Quote every entry word for word.

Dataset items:
━━━━
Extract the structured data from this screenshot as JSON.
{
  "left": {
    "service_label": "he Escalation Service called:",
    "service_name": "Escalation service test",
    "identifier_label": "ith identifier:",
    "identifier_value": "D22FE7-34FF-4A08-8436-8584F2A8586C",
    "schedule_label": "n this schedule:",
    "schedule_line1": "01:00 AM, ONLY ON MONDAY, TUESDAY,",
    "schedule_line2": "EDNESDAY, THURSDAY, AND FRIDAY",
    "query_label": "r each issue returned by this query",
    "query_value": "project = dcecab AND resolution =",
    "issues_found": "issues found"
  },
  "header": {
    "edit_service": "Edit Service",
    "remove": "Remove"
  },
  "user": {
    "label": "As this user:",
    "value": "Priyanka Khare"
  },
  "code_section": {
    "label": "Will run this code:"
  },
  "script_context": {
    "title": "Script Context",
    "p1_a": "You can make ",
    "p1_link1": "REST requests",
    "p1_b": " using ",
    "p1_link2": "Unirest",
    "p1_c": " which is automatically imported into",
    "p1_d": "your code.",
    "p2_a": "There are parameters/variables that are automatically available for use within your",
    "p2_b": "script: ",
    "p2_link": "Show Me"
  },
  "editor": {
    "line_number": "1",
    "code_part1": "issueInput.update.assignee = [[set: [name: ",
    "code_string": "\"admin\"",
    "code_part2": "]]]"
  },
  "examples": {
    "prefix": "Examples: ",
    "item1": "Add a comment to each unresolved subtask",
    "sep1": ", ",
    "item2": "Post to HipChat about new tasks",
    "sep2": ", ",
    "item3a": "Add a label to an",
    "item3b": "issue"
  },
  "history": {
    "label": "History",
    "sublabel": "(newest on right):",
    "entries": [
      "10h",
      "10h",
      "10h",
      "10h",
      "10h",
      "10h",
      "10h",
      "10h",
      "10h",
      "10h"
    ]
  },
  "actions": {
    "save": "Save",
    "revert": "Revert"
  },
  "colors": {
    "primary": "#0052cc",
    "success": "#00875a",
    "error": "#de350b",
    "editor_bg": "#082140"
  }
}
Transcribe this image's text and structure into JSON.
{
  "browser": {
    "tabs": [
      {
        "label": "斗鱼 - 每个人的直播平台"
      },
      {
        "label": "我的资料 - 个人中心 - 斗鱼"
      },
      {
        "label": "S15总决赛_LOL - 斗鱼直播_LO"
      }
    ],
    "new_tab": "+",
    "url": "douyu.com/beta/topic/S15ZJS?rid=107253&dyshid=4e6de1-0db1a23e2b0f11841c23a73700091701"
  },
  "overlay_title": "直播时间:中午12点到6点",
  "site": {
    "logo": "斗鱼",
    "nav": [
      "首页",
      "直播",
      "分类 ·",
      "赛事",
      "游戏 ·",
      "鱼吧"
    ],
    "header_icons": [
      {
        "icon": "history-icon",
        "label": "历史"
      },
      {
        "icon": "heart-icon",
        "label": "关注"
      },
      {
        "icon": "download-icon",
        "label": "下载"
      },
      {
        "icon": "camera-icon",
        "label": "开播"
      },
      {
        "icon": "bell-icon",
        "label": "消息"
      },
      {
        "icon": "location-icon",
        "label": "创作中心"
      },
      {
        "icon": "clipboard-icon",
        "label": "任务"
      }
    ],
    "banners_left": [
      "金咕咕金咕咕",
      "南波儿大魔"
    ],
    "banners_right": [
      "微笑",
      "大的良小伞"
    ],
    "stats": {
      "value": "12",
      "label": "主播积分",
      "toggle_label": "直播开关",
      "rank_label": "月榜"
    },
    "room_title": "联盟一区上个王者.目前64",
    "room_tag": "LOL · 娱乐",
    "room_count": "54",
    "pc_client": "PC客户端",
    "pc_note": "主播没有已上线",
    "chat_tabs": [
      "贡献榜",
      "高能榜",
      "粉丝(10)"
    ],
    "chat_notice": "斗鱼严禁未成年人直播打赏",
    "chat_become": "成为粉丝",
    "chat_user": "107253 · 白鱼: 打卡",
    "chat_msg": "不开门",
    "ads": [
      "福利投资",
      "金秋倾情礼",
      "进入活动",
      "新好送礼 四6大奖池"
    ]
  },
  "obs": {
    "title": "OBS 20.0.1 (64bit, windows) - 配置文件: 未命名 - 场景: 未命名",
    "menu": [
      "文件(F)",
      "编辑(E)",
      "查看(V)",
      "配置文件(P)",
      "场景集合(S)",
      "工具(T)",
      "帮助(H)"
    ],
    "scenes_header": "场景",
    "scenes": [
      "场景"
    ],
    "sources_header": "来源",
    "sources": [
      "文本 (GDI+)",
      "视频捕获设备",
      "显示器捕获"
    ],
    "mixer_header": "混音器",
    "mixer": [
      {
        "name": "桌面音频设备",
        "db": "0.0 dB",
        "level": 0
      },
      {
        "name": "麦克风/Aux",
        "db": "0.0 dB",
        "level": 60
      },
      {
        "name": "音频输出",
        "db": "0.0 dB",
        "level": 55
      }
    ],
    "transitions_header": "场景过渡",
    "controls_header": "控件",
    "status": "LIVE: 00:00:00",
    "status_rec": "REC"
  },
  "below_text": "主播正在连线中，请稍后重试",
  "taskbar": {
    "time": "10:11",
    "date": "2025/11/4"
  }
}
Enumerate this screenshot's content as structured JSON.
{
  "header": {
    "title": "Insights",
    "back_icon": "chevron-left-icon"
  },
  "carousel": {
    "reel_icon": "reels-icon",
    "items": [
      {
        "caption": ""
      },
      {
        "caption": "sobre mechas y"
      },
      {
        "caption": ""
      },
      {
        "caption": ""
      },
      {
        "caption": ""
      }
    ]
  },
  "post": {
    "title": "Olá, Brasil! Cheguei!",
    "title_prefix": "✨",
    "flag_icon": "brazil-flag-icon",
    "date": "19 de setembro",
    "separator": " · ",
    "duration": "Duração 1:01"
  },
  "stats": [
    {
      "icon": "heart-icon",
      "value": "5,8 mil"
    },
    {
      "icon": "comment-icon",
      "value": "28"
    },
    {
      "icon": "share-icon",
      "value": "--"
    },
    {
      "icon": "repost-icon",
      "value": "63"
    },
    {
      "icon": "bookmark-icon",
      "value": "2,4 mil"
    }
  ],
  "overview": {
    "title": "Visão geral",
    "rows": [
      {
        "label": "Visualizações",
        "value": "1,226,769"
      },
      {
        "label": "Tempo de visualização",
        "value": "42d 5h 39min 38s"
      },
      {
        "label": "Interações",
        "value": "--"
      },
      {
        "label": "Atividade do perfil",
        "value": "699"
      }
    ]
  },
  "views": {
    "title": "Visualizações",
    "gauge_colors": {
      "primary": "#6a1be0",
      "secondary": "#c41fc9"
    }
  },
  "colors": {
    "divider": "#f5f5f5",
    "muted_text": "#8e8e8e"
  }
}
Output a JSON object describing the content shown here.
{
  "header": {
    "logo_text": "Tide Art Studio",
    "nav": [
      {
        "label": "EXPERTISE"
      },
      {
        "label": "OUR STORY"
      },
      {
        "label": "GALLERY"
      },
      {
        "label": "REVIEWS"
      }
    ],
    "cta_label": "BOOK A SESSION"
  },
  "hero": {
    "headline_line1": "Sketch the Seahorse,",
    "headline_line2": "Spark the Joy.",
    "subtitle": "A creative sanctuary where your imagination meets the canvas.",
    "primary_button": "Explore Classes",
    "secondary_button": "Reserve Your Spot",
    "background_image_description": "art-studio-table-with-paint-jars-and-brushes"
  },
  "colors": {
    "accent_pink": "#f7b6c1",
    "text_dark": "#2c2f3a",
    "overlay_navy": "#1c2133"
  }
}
━━━━
Reply to the task:
Extract the structured data from this screenshot as JSON.
{
  "left": {
    "service_label": "he Escalation Service called:",
    "service_name": "Escalation service test",
    "identifier_label": "ith identifier:",
    "identifier_value": "D22FE7-34FF-4A08-8436-8584F2A8586C",
    "schedule_label": "n this schedule:",
    "schedule_line1": "01:00 AM, ONLY ON MONDAY, TUESDAY,",
    "schedule_line2": "EDNESDAY, THURSDAY, AND FRIDAY",
    "query_label": "r each issue returned by this query",
    "query_value": "project = dcecab AND resolution =",
    "issues_found": "issues found"
  },
  "header": {
    "edit_service": "Edit Service",
    "remove": "Remove"
  },
  "user": {
    "label": "As this user:",
    "value": "Priyanka Khare"
  },
  "code_section": {
    "label": "Will run this code:"
  },
  "script_context": {
    "title": "Script Context",
    "p1_a": "You can make ",
    "p1_link1": "REST requests",
    "p1_b": " using ",
    "p1_link2": "Unirest",
    "p1_c": " which is automatically imported into",
    "p1_d": "your code.",
    "p2_a": "There are parameters/variables that are automatically available for use within your",
    "p2_b": "script: ",
    "p2_link": "Show Me"
  },
  "editor": {
    "line_number": "1",
    "code_part1": "issueInput.update.assignee = [[set: [name: ",
    "code_string": "\"admin\"",
    "code_part2": "]]]"
  },
  "examples": {
    "prefix": "Examples: ",
    "item1": "Add a comment to each unresolved subtask",
    "sep1": ", ",
    "item2": "Post to HipChat about new tasks",
    "sep2": ", ",
    "item3a": "Add a label to an",
    "item3b": "issue"
  },
  "history": {
    "label": "History",
    "sublabel": "(newest on right):",
    "entries": [
      "10h",
      "10h",
      "10h",
      "10h",
      "10h",
      "10h",
      "10h",
      "10h",
      "10h",
      "10h"
    ]
  },
  "actions": {
    "save": "Save",
    "revert": "Revert"
  },
  "colors": {
    "primary": "#0052cc",
    "success": "#00875a",
    "error": "#de350b",
    "editor_bg": "#082140"
  }
}
Transcribe this image's text and structure into JSON.
{
  "browser": {
    "tabs": [
      {
        "label": "斗鱼 - 每个人的直播平台"
      },
      {
        "label": "我的资料 - 个人中心 - 斗鱼"
      },
      {
        "label": "S15总决赛_LOL - 斗鱼直播_LO"
      }
    ],
    "new_tab": "+",
    "url": "douyu.com/beta/topic/S15ZJS?rid=107253&dyshid=4e6de1-0db1a23e2b0f11841c23a73700091701"
  },
  "overlay_title": "直播时间:中午12点到6点",
  "site": {
    "logo": "斗鱼",
    "nav": [
      "首页",
      "直播",
      "分类 ·",
      "赛事",
      "游戏 ·",
      "鱼吧"
    ],
    "header_icons": [
      {
        "icon": "history-icon",
        "label": "历史"
      },
      {
        "icon": "heart-icon",
        "label": "关注"
      },
      {
        "icon": "download-icon",
        "label": "下载"
      },
      {
        "icon": "camera-icon",
        "label": "开播"
      },
      {
        "icon": "bell-icon",
        "label": "消息"
      },
      {
        "icon": "location-icon",
        "label": "创作中心"
      },
      {
        "icon": "clipboard-icon",
        "label": "任务"
      }
    ],
    "banners_left": [
      "金咕咕金咕咕",
      "南波儿大魔"
    ],
    "banners_right": [
      "微笑",
      "大的良小伞"
    ],
    "stats": {
      "value": "12",
      "label": "主播积分",
      "toggle_label": "直播开关",
      "rank_label": "月榜"
    },
    "room_title": "联盟一区上个王者.目前64",
    "room_tag": "LOL · 娱乐",
    "room_count": "54",
    "pc_client": "PC客户端",
    "pc_note": "主播没有已上线",
    "chat_tabs": [
      "贡献榜",
      "高能榜",
      "粉丝(10)"
    ],
    "chat_notice": "斗鱼严禁未成年人直播打赏",
    "chat_become": "成为粉丝",
    "chat_user": "107253 · 白鱼: 打卡",
    "chat_msg": "不开门",
    "ads": [
      "福利投资",
      "金秋倾情礼",
      "进入活动",
      "新好送礼 四6大奖池"
    ]
  },
  "obs": {
    "title": "OBS 20.0.1 (64bit, windows) - 配置文件: 未命名 - 场景: 未命名",
    "menu": [
      "文件(F)",
      "编辑(E)",
      "查看(V)",
      "配置文件(P)",
      "场景集合(S)",
      "工具(T)",
      "帮助(H)"
    ],
    "scenes_header": "场景",
    "scenes": [
      "场景"
    ],
    "sources_header": "来源",
    "sources": [
      "文本 (GDI+)",
      "视频捕获设备",
      "显示器捕获"
    ],
    "mixer_header": "混音器",
    "mixer": [
      {
        "name": "桌面音频设备",
        "db": "0.0 dB",
        "level": 0
      },
      {
        "name": "麦克风/Aux",
        "db": "0.0 dB",
        "level": 60
      },
      {
        "name": "音频输出",
        "db": "0.0 dB",
        "level": 55
      }
    ],
    "transitions_header": "场景过渡",
    "controls_header": "控件",
    "status": "LIVE: 00:00:00",
    "status_rec": "REC"
  },
  "below_text": "主播正在连线中，请稍后重试",
  "taskbar": {
    "time": "10:11",
    "date": "2025/11/4"
  }
}
Enumerate this screenshot's content as structured JSON.
{
  "header": {
    "title": "Insights",
    "back_icon": "chevron-left-icon"
  },
  "carousel": {
    "reel_icon": "reels-icon",
    "items": [
      {
        "caption": ""
      },
      {
        "caption": "sobre mechas y"
      },
      {
        "caption": ""
      },
      {
        "caption": ""
      },
      {
        "caption": ""
      }
    ]
  },
  "post": {
    "title": "Olá, Brasil! Cheguei!",
    "title_prefix": "✨",
    "flag_icon": "brazil-flag-icon",
    "date": "19 de setembro",
    "separator": " · ",
    "duration": "Duração 1:01"
  },
  "stats": [
    {
      "icon": "heart-icon",
      "value": "5,8 mil"
    },
    {
      "icon": "comment-icon",
      "value": "28"
    },
    {
      "icon": "share-icon",
      "value": "--"
    },
    {
      "icon": "repost-icon",
      "value": "63"
    },
    {
      "icon": "bookmark-icon",
      "value": "2,4 mil"
    }
  ],
  "overview": {
    "title": "Visão geral",
    "rows": [
      {
        "label": "Visualizações",
        "value": "1,226,769"
      },
      {
        "label": "Tempo de visualização",
        "value": "42d 5h 39min 38s"
      },
      {
        "label": "Interações",
        "value": "--"
      },
      {
        "label": "Atividade do perfil",
        "value": "699"
      }
    ]
  },
  "views": {
    "title": "Visualizações",
    "gauge_colors": {
      "primary": "#6a1be0",
      "secondary": "#c41fc9"
    }
  },
  "colors": {
    "divider": "#f5f5f5",
    "muted_text": "#8e8e8e"
  }
}
Output a JSON object describing the content shown here.
{
  "header": {
    "logo_text": "Tide Art Studio",
    "nav": [
      {
        "label": "EXPERTISE"
      },
      {
        "label": "OUR STORY"
      },
      {
        "label": "GALLERY"
      },
      {
        "label": "REVIEWS"
      }
    ],
    "cta_label": "BOOK A SESSION"
  },
  "hero": {
    "headline_line1": "Sketch the Seahorse,",
    "headline_line2": "Spark the Joy.",
    "subtitle": "A creative sanctuary where your imagination meets the canvas.",
    "primary_button": "Explore Classes",
    "secondary_button": "Reserve Your Spot",
    "background_image_description": "art-studio-table-with-paint-jars-and-brushes"
  },
  "colors": {
    "accent_pink": "#f7b6c1",
    "text_dark": "#2c2f3a",
    "overlay_navy": "#1c2133"
  }
}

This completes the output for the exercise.